[Start DOCUMENT]

The late-night June sky was exceptionally clear, rabid with wild stars. As I walked home from a Silverlake bar, I witnessed the usual constellations—Orion, Ursa Major. In addition, I spotted new, undiscovered formations. I named them all: Zardoz, Love Bullet, Moonlight’s Motel.
An elderly Hispanic man approached me. Rumpled white shirt, black Dickies. His face: a complex map of worry lines. There was a dog at his feet—a mish-mash of sheltie, collie, and pure innocence. The collarless canine trotted happily alongside the old man.
“Beautiful dog,” I said, as we met eye-to-eye.
The old man grunted, “Damn dog’s not mine. She’s been following me.” He kept walking. Never once looked at the animal. Just stared straight ahead, into the flash and burn of liquid diamond headlights streaming down Sunset Boulevard.
The dog remained by his side.
That dog was screwed, I realized. It was obvious the old man didn’t care for her. As soon as he reached his destination, he’d slam the door in her face, leaving her to wander the streets. She’d be roadkill before sunrise.
I called out to her. She glanced back. I got down on one knee, called again. She bolted for me, jumped into my arms. I carried her back to my place. The whole way there she was a furry bundle of tail wags, whimpers, shivers, and happy licks.
* * *
When I was four, I received my first dog: a part-collie, part German Shepard that my brother and I named Bandit. I loved that dog intensely. Not knowing how to fully express that love, I’d squeeze Bandit tight, as if all my love could be transferred through brute force. Those love sessions generally ended with Bandit biting me, and my parents rushing me to the doctor. But I didn’t care. I always went back for more. That’s how much I loved that dog. That’s how much I wanted that dog to love me.
As I grew older, I learned how to better express that love: fetch, long walks, feeding Bandit turkey straight from the Thanksgiving bird. Eventually, the dog died. My family had him cremated. That’s how much we loved Bandit. To this day, my father still has the dog’s ashes, and insists on being buried with them when he goes.
After graduating college, I left that loving, secure, pet-friendly environment to live in California. It was now fast-paced city life all the way: Playing in bands, partying till all hours, working lousy paying jobs, living in crappy apartments.
But once I found that dog on Sunset, I wanted to do whatever possible to become a stable pet owner. First off, I named the dog Venus, for the Goddess of Love.
I took her to the vet. Got her all her shots. The doctor gave her a clean bill of health. She was so adorable we couldn’t figure out why she’d been abandoned. Maybe she’d gotten lost. Maybe her owners were worried sick, trying to find her.
Over the next couple weeks, I posted flyers in dog parks, dog shelters, vet offices.
Even had a friend take this picture of the two of us.
I posted it on numerous pet-related Internet sites.
I didn’t receive one call from anyone claiming to own her. But I did receive tons of calls from people wanting to adopt her.
So I gave myself a goal.
For a month I’d work my ass off, either trying to find a place suitable for the two of us, or I’d offer Venus to the best home possible.

[End DOCUMENT]

▶ [WHAT IS NEEDED] Continue the story about the stray dog Venus from its last sentence onward.

[Start RAW DATA]

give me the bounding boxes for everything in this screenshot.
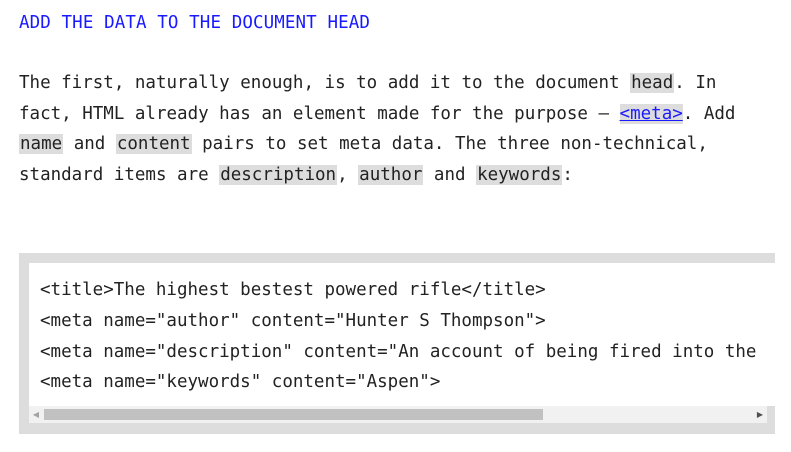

[End RAW DATA]

▶ [THE RESULT]
I poured through rental ads. Made tons of calls to the places I could afford. Landlords chatted up homes and apartments as if they were palatial estates, but in person amounted to little more than busted-up, beer-breathed accommodations, with weed-ravaged dirt yards.
I soon realized I didn’t have my shit together enough in the financial department to properly care for Venus. It broke my heart. Broke it into pieces tinier than those stars I’d witnessed in the late-night sky when I first discovered her.
Around that time, I received a call from a man in La Cañada—a suburban community at the base of the Angeles National Forest. The man said he’d seen an Internet ad for Venus. Said he had a family. A beautiful home and yard. Told me he’d like to adopt the dog.
I relayed the whole story. How I’d tried to find her master. How I’d even tried to make a home for her myself, all to no avail.
Listening to my sadness and frustration, the man said it was obvious that I loved Venus very much, and that if I’d allow his family to care for her, they’d do everything possible to honor that love.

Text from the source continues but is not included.